» Directions for this task: Pick out each line containing the string "родителями" and copy it.

» Dataset:
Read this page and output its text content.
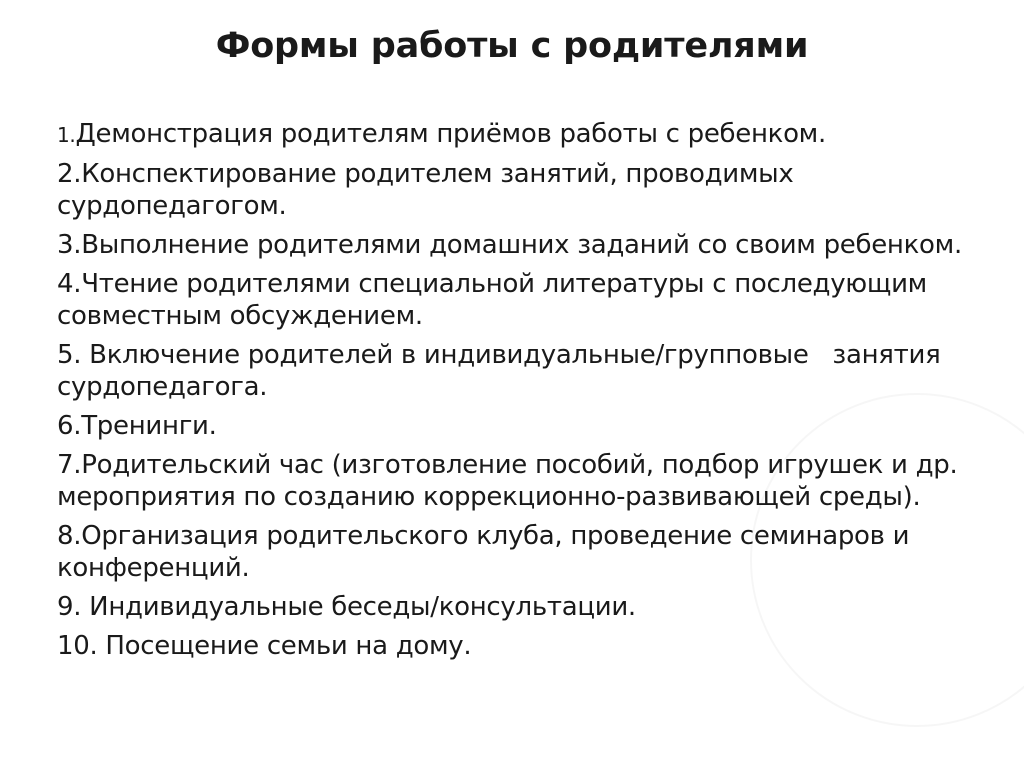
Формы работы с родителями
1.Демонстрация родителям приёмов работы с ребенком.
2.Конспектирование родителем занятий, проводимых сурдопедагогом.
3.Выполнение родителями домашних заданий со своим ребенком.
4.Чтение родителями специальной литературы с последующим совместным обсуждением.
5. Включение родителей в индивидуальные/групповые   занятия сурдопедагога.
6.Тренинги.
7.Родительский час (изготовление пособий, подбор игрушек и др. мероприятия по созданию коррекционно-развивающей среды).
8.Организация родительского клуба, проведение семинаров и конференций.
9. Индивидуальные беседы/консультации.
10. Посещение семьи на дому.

» The result:
Формы работы с родителями
3.Выполнение родителями домашних заданий со своим ребенком.
4.Чтение родителями специальной литературы с последующим совместным обсуждением.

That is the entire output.